» **WORK INSTRUCTIONS**:
Reproduce, word for word, the stretch of the email below about JSON signatures from "Works without modifications" through "part of JSON-LD.".

» **PASSAGE SHOWN**:
From: Anders Rundgren <anders.rundgren.net@gmail.com>
Date: Tue, 18 Nov 2014 19:31:18 +0100
Message-ID: <546B9076.6010306@gmail.com>
To: ☮ elf Pavlik ☮ <perpetual-tripper@wwelves.org>, public-credentials@w3.org
On 2014-11-18 17:20, ☮ elf Pavlik ☮ wrote:
> Feedback from Harry Halpin, who acts as W3C staff contact in Social WG
> and Web Cryptography WG.

It doesn't matter what the IETF or W3C thinks, the notion that you must support
third-rate JSON parsers that doesn't even preserve property order is exaggerated.
Cleartext signatures based on JSON is an already solved problem:

Works without modifications using the built-in JSON parser in all major browsers.

However, I don't really understand the point with graph normalization unless that is an intrinsic part of JSON-LD.

» **DATA EXTRACT**:
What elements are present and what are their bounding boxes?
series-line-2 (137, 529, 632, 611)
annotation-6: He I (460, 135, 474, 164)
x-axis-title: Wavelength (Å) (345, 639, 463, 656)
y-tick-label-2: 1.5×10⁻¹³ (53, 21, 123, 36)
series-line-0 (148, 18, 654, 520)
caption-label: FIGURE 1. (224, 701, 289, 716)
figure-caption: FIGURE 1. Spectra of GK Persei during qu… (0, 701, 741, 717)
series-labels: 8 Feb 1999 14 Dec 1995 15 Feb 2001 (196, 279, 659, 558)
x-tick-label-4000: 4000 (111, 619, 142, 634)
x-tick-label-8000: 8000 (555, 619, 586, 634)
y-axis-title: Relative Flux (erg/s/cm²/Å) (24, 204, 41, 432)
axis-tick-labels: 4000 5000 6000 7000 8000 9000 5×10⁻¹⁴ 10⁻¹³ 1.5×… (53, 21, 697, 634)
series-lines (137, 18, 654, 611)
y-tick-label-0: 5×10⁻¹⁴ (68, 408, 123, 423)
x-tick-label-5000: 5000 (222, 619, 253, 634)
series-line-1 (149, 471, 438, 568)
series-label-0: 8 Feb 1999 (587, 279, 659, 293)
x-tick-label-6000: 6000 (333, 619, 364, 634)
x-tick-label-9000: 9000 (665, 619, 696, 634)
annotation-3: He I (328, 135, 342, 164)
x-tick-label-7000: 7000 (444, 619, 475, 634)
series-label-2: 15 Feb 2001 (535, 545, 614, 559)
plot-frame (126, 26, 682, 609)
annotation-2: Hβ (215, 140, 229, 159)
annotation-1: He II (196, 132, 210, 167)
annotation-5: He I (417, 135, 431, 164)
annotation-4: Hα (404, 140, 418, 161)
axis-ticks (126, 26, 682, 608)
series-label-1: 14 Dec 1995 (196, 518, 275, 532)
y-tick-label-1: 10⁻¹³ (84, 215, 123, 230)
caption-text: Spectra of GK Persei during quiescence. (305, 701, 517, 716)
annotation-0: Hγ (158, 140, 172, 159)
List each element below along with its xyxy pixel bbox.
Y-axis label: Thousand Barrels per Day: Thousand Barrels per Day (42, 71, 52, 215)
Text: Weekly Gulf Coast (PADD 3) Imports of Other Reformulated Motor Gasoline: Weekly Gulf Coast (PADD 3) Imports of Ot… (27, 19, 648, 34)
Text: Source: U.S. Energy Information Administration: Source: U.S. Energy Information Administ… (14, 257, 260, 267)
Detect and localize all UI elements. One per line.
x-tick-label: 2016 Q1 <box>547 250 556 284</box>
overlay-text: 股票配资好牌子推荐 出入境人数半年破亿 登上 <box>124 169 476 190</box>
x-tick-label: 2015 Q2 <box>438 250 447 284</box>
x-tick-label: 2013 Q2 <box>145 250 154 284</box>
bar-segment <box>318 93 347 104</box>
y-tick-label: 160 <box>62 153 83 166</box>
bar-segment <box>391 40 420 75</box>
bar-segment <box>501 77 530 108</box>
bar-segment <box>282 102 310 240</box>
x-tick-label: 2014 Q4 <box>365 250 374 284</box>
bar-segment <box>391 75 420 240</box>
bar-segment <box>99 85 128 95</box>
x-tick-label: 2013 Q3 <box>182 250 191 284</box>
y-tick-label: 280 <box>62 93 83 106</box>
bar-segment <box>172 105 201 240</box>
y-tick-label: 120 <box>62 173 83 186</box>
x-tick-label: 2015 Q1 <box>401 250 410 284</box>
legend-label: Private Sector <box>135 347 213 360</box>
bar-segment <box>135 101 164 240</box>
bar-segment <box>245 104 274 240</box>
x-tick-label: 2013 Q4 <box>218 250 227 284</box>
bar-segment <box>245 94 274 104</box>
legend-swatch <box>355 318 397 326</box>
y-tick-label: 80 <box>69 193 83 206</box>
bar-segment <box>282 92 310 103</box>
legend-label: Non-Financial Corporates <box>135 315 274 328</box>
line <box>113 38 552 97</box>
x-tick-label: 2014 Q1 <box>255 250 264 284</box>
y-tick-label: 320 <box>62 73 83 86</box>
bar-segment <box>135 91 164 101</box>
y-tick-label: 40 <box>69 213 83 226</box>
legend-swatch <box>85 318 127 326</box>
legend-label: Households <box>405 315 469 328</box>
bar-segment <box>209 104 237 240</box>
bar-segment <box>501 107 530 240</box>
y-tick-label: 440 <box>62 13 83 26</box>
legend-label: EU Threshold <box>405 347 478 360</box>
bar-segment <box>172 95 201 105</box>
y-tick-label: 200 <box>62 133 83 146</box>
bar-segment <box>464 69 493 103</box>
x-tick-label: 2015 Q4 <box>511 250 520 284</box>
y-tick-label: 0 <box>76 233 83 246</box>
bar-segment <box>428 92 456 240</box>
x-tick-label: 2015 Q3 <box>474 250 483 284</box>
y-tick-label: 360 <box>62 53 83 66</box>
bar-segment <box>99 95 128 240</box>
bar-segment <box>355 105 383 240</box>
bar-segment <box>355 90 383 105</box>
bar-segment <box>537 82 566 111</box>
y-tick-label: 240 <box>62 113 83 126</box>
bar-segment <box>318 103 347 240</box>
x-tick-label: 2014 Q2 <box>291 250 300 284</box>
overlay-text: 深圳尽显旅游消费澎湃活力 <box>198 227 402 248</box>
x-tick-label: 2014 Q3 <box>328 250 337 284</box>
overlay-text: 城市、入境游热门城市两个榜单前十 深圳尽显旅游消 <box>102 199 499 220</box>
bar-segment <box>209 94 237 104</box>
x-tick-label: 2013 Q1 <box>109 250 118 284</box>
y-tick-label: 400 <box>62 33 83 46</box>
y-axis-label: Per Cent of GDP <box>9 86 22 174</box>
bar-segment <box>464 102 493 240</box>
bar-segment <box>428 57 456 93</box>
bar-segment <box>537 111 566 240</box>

» **RESULT FOR THIS EXERCISE**:
Works without modifications using the built-in JSON parser in all major browsers.

However, I don't really understand the point with graph normalization unless that is an intrinsic part of JSON-LD.